**The task:** Show each line from the listing that includes the word "method".

**Input data:**

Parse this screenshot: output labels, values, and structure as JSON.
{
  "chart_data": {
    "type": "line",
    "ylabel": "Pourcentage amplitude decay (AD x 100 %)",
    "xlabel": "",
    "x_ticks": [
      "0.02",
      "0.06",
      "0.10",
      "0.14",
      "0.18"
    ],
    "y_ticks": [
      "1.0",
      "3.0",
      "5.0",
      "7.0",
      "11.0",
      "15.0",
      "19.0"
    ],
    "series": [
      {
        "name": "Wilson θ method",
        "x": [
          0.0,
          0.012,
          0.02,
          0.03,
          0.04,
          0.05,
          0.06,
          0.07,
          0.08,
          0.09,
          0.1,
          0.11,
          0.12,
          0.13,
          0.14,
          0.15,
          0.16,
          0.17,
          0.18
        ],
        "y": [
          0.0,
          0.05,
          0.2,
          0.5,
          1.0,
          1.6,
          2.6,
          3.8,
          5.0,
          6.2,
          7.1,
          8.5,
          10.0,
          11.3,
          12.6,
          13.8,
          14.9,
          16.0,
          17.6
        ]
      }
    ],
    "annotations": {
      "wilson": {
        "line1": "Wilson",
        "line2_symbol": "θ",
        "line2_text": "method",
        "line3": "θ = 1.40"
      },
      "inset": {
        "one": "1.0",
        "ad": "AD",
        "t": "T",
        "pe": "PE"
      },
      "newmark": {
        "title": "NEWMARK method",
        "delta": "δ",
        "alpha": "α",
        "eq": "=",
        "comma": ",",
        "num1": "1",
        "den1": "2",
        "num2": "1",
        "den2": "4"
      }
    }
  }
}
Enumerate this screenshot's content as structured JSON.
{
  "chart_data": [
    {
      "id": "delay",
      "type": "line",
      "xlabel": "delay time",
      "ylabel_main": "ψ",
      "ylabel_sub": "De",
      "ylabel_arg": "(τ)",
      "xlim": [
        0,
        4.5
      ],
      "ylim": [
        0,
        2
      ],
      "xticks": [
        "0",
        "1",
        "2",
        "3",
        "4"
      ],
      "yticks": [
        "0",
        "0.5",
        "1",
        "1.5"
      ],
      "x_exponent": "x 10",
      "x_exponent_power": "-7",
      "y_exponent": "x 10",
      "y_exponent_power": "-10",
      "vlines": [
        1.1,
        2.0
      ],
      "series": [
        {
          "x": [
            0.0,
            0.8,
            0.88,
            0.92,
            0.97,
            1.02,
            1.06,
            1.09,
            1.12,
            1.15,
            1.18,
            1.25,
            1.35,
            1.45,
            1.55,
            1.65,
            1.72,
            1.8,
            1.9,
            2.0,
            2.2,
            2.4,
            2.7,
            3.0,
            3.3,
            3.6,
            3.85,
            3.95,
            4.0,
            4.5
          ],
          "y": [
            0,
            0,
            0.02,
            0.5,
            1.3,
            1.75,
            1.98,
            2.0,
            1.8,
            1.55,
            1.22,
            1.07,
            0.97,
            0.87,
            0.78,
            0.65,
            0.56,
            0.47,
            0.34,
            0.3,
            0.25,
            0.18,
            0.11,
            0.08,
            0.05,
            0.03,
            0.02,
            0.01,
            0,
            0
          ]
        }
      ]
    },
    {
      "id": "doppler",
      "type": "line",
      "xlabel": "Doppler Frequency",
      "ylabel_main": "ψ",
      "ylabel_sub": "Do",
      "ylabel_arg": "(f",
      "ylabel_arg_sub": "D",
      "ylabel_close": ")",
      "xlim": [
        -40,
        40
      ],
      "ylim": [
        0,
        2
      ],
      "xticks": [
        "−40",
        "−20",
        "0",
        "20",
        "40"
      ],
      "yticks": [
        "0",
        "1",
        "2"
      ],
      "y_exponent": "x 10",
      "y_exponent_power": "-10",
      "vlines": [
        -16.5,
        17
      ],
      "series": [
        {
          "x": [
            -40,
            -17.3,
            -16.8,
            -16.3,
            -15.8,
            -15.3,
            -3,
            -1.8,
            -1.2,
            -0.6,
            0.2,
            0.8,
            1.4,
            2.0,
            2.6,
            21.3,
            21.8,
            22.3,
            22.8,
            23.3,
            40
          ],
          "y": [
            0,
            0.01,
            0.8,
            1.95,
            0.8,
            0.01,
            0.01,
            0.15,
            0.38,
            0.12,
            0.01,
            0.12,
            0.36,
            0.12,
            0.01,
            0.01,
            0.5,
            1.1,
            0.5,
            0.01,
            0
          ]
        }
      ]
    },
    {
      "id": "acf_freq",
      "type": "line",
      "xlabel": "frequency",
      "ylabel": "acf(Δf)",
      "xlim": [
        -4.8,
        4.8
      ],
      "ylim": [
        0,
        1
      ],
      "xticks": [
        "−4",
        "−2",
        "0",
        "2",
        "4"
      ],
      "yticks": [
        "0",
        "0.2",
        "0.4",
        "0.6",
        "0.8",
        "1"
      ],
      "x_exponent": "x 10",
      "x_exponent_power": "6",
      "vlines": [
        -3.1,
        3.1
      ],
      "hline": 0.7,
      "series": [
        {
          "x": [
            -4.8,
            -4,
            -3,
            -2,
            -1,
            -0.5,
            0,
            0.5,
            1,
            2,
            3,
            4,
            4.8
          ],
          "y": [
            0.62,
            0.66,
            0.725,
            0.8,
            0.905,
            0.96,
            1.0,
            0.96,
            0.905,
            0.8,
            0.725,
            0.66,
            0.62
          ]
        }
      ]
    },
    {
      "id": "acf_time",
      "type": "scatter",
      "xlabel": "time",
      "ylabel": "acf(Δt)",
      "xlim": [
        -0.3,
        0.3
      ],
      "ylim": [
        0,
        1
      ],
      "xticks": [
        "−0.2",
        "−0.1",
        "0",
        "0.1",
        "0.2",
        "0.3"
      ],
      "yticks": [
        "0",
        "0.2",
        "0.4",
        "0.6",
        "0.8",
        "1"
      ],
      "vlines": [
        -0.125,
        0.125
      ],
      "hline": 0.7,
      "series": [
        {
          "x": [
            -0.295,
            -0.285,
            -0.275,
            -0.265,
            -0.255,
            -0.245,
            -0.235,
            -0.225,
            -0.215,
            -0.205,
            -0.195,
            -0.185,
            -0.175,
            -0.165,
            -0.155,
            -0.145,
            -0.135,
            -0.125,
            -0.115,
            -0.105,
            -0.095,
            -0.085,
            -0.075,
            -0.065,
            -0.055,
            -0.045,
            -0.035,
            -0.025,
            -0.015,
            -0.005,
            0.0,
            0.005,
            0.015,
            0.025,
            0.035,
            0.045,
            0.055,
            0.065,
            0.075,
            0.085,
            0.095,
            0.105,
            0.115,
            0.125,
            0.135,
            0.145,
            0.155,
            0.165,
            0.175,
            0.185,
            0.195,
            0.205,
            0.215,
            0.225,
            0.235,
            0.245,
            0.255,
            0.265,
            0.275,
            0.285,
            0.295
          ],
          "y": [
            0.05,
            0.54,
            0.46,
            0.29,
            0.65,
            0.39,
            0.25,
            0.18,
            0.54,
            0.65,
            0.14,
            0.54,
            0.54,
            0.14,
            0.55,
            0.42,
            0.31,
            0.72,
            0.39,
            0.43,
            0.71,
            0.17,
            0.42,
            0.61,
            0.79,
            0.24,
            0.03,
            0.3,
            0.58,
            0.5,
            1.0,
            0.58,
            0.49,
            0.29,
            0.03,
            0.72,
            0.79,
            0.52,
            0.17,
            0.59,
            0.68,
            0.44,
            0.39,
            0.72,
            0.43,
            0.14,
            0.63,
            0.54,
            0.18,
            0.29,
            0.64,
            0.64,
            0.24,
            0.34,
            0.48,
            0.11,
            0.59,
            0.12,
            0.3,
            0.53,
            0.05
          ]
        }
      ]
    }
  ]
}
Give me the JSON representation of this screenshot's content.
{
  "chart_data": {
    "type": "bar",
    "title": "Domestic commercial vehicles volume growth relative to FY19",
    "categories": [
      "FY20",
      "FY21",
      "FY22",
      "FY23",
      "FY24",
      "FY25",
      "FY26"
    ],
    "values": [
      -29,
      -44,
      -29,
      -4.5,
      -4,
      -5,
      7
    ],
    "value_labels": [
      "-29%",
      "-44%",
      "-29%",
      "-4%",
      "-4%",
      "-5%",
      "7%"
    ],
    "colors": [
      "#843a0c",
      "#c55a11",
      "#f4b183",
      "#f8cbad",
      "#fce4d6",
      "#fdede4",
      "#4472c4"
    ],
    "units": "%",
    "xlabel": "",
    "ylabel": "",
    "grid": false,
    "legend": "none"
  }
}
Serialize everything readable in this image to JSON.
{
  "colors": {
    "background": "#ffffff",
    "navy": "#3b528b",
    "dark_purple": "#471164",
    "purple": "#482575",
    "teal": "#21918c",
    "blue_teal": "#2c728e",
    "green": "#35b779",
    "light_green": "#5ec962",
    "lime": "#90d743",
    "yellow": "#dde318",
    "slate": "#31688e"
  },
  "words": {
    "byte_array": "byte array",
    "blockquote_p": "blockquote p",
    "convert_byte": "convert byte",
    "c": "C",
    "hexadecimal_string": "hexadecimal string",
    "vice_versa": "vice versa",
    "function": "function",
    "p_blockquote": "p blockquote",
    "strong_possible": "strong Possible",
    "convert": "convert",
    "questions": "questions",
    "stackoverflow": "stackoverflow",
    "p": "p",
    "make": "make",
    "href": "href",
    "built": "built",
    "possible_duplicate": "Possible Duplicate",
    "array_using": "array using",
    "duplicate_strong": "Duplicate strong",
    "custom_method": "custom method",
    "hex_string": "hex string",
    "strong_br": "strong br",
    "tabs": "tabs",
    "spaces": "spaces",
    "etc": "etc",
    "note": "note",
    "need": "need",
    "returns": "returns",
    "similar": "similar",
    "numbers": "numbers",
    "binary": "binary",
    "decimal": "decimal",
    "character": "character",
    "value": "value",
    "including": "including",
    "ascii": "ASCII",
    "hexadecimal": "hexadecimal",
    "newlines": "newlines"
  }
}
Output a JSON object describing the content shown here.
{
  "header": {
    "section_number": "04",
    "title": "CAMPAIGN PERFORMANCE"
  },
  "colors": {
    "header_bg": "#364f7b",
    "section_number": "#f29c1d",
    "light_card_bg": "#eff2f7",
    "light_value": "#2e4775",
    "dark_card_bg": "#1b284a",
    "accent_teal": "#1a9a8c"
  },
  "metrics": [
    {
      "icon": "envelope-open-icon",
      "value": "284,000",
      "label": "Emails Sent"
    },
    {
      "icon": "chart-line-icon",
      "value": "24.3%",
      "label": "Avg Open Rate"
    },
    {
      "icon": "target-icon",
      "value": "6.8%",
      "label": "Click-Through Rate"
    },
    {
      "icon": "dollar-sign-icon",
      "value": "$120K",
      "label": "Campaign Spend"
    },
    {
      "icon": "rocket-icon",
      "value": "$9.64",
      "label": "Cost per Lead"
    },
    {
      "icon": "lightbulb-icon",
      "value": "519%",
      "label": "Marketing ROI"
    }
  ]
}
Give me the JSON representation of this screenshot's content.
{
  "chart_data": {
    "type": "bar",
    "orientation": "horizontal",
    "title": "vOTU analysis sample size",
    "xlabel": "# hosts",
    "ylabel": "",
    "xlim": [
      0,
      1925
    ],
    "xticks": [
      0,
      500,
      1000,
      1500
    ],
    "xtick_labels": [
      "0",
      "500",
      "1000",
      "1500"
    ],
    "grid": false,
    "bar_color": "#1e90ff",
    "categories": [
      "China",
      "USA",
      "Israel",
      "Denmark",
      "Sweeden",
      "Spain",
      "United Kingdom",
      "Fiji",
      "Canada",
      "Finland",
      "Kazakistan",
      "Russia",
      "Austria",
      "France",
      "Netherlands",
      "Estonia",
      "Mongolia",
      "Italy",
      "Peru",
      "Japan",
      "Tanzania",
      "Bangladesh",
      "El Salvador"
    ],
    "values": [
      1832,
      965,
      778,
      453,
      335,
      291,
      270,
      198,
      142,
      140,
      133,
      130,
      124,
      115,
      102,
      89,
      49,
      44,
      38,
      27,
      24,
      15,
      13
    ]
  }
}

**Solution below:**
        "name": "Wilson θ method",
        "line2_text": "method",
        "title": "NEWMARK method",
    "custom_method": "custom method",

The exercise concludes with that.